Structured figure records
· · ·

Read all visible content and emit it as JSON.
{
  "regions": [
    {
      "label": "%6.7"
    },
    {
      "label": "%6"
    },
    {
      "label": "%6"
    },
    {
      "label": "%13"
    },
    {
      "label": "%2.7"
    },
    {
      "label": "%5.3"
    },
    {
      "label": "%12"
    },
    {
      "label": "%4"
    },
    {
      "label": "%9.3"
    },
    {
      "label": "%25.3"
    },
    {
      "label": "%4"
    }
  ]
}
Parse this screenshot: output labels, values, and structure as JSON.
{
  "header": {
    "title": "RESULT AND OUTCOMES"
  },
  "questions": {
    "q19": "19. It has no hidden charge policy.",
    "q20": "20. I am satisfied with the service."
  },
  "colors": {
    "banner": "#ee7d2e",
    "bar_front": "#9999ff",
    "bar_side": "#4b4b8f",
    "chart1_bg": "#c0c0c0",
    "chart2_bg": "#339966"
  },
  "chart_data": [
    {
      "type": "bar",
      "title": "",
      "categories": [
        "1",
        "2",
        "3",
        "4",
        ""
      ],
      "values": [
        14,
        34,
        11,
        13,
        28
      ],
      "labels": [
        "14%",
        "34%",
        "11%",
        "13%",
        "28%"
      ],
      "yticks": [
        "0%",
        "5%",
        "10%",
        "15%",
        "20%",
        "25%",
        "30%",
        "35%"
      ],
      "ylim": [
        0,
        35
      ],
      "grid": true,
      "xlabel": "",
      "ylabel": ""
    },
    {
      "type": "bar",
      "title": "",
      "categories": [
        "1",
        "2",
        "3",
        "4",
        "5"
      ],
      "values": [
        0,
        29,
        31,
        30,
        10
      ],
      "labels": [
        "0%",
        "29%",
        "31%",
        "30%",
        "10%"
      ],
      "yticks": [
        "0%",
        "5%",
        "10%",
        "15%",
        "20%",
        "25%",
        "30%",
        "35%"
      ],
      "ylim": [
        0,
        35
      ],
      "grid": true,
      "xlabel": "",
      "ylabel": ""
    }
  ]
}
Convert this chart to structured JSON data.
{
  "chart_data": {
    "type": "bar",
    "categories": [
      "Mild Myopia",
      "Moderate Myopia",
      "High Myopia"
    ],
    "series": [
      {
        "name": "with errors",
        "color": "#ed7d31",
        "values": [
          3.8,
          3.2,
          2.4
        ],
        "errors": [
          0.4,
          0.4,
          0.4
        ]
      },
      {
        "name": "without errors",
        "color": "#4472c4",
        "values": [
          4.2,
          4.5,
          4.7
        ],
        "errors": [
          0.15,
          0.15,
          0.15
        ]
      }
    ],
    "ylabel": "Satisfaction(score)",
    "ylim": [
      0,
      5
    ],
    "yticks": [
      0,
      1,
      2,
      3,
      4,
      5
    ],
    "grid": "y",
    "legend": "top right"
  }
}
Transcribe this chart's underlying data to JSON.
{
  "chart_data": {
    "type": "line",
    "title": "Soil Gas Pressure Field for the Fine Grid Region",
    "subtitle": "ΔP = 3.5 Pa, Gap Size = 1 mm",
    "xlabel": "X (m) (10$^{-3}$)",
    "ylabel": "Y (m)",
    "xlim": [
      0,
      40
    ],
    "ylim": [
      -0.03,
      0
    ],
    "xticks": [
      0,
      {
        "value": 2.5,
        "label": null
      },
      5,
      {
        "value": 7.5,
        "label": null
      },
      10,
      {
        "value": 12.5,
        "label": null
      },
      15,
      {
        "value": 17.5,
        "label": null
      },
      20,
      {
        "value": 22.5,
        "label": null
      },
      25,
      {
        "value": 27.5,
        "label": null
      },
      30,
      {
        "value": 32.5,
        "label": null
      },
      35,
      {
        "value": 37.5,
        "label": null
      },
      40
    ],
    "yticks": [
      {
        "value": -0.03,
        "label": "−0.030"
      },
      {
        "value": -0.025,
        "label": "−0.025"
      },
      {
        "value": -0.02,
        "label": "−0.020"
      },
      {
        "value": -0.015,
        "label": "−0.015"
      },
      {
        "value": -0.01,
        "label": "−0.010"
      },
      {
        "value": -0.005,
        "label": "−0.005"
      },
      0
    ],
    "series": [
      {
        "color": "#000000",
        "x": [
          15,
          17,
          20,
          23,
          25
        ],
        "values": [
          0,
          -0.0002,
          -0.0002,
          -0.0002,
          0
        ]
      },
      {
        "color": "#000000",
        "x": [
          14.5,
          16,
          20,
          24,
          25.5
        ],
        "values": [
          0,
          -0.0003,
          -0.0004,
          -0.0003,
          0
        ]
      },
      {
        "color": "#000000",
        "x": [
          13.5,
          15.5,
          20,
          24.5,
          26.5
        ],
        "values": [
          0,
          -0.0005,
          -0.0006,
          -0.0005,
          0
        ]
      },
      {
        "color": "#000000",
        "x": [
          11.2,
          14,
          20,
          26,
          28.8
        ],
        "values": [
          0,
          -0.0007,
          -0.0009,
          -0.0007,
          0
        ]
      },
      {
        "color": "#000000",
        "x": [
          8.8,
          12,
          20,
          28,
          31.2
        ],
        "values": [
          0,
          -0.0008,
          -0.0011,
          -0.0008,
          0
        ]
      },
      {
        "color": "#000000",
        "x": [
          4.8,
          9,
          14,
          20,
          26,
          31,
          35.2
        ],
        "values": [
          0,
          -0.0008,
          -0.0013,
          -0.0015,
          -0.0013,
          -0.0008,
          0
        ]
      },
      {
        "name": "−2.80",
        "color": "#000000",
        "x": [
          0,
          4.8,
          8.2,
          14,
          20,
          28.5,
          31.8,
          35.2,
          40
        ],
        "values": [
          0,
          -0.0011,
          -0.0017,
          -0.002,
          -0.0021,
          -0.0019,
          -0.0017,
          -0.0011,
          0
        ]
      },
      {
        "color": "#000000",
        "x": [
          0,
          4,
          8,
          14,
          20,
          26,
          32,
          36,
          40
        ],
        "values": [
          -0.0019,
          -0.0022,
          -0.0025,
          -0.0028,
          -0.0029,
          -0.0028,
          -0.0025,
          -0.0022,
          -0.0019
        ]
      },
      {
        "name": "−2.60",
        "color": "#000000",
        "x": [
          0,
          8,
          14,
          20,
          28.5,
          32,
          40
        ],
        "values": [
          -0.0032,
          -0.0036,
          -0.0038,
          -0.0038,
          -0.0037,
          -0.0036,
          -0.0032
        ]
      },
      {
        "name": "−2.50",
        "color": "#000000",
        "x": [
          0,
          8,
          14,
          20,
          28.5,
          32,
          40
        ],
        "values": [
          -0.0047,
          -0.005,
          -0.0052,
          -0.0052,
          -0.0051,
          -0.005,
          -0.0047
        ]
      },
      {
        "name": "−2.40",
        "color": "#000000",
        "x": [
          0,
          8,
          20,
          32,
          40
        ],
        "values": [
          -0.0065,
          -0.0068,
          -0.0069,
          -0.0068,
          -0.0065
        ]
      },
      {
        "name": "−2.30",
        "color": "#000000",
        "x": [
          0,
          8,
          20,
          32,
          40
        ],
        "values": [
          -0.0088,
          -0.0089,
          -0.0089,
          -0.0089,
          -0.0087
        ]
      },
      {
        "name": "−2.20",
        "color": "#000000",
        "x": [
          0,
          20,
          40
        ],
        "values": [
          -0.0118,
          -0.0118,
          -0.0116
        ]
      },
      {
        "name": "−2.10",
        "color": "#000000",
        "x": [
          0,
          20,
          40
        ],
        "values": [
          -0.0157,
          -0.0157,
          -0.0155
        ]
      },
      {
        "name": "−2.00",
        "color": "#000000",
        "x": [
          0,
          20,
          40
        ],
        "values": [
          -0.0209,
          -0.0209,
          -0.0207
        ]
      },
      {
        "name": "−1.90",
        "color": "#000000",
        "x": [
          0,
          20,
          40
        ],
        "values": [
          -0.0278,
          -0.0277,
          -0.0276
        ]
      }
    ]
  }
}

· · ·

* Task brief *
Gather each line in the entries above where the string "JSON" is found.

* The output *
Read all visible content and emit it as JSON.
Parse this screenshot: output labels, values, and structure as JSON.
Convert this chart to structured JSON data.
Transcribe this chart's underlying data to JSON.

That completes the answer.